> Exercise details: Below is a block of data; give all of it again word for word.

[Extracted data entries]
- - -
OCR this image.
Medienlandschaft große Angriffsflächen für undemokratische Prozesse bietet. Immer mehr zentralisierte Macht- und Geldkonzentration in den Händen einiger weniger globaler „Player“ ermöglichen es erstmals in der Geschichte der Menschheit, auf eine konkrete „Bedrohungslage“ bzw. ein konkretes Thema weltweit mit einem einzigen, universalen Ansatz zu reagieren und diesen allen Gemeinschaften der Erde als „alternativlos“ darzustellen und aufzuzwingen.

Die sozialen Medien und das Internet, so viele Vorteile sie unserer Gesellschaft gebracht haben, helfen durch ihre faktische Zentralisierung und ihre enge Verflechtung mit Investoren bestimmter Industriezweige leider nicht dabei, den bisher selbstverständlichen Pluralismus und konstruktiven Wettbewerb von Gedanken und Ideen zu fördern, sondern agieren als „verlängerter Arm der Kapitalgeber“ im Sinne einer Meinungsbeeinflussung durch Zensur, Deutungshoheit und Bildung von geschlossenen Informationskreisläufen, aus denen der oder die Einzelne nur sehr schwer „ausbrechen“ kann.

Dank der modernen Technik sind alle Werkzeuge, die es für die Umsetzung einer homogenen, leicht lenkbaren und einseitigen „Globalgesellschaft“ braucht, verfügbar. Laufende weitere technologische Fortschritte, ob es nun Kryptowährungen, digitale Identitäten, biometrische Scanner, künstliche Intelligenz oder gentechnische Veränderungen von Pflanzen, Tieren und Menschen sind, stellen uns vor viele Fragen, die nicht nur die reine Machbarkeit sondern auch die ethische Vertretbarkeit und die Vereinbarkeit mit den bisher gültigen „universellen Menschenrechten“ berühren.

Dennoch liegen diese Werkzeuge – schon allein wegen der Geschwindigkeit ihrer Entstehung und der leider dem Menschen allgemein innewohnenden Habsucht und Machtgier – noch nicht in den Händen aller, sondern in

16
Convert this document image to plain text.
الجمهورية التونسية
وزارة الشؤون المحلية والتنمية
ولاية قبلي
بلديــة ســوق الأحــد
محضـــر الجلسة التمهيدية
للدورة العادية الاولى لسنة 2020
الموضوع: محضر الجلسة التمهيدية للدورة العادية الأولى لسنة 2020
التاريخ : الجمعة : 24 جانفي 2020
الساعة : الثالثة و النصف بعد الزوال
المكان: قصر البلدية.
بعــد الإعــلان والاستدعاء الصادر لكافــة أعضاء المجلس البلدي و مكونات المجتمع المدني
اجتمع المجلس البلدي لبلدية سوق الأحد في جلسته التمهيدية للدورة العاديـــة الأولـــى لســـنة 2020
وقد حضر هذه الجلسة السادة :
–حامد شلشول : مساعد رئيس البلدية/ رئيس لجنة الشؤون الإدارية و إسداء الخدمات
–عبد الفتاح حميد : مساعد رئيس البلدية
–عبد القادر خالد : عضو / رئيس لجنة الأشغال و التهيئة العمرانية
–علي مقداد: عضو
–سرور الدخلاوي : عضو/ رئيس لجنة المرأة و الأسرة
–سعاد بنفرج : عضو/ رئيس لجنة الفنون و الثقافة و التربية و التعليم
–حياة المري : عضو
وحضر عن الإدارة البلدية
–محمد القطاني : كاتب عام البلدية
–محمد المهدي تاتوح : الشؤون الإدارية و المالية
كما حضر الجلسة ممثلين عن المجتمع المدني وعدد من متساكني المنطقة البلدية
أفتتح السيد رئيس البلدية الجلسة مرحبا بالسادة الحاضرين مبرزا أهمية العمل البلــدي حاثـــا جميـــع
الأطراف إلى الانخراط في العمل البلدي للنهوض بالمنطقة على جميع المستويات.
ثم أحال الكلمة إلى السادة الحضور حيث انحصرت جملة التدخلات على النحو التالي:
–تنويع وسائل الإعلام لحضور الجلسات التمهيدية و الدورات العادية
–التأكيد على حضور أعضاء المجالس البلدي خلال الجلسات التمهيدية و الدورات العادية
- - -
> The completed task:
OCR this image.
Medienlandschaft große Angriffsflächen für undemokratische Prozesse bietet. Immer mehr zentralisierte Macht- und Geldkonzentration in den Händen einiger weniger globaler „Player“ ermöglichen es erstmals in der Geschichte der Menschheit, auf eine konkrete „Bedrohungslage“ bzw. ein konkretes Thema weltweit mit einem einzigen, universalen Ansatz zu reagieren und diesen allen Gemeinschaften der Erde als „alternativlos“ darzustellen und aufzuzwingen.

Die sozialen Medien und das Internet, so viele Vorteile sie unserer Gesellschaft gebracht haben, helfen durch ihre faktische Zentralisierung und ihre enge Verflechtung mit Investoren bestimmter Industriezweige leider nicht dabei, den bisher selbstverständlichen Pluralismus und konstruktiven Wettbewerb von Gedanken und Ideen zu fördern, sondern agieren als „verlängerter Arm der Kapitalgeber“ im Sinne einer Meinungsbeeinflussung durch Zensur, Deutungshoheit und Bildung von geschlossenen Informationskreisläufen, aus denen der oder die Einzelne nur sehr schwer „ausbrechen“ kann.

Dank der modernen Technik sind alle Werkzeuge, die es für die Umsetzung einer homogenen, leicht lenkbaren und einseitigen „Globalgesellschaft“ braucht, verfügbar. Laufende weitere technologische Fortschritte, ob es nun Kryptowährungen, digitale Identitäten, biometrische Scanner, künstliche Intelligenz oder gentechnische Veränderungen von Pflanzen, Tieren und Menschen sind, stellen uns vor viele Fragen, die nicht nur die reine Machbarkeit sondern auch die ethische Vertretbarkeit und die Vereinbarkeit mit den bisher gültigen „universellen Menschenrechten“ berühren.

Dennoch liegen diese Werkzeuge – schon allein wegen der Geschwindigkeit ihrer Entstehung und der leider dem Menschen allgemein innewohnenden Habsucht und Machtgier – noch nicht in den Händen aller, sondern in

16
Convert this document image to plain text.
الجمهورية التونسية
وزارة الشؤون المحلية والتنمية
ولاية قبلي
بلديــة ســوق الأحــد
محضـــر الجلسة التمهيدية
للدورة العادية الاولى لسنة 2020
الموضوع: محضر الجلسة التمهيدية للدورة العادية الأولى لسنة 2020
التاريخ : الجمعة : 24 جانفي 2020
الساعة : الثالثة و النصف بعد الزوال
المكان: قصر البلدية.
بعــد الإعــلان والاستدعاء الصادر لكافــة أعضاء المجلس البلدي و مكونات المجتمع المدني
اجتمع المجلس البلدي لبلدية سوق الأحد في جلسته التمهيدية للدورة العاديـــة الأولـــى لســـنة 2020
وقد حضر هذه الجلسة السادة :
–حامد شلشول : مساعد رئيس البلدية/ رئيس لجنة الشؤون الإدارية و إسداء الخدمات
–عبد الفتاح حميد : مساعد رئيس البلدية
–عبد القادر خالد : عضو / رئيس لجنة الأشغال و التهيئة العمرانية
–علي مقداد: عضو
–سرور الدخلاوي : عضو/ رئيس لجنة المرأة و الأسرة
–سعاد بنفرج : عضو/ رئيس لجنة الفنون و الثقافة و التربية و التعليم
–حياة المري : عضو
وحضر عن الإدارة البلدية
–محمد القطاني : كاتب عام البلدية
–محمد المهدي تاتوح : الشؤون الإدارية و المالية
كما حضر الجلسة ممثلين عن المجتمع المدني وعدد من متساكني المنطقة البلدية
أفتتح السيد رئيس البلدية الجلسة مرحبا بالسادة الحاضرين مبرزا أهمية العمل البلــدي حاثـــا جميـــع
الأطراف إلى الانخراط في العمل البلدي للنهوض بالمنطقة على جميع المستويات.
ثم أحال الكلمة إلى السادة الحضور حيث انحصرت جملة التدخلات على النحو التالي:
–تنويع وسائل الإعلام لحضور الجلسات التمهيدية و الدورات العادية
–التأكيد على حضور أعضاء المجالس البلدي خلال الجلسات التمهيدية و الدورات العادية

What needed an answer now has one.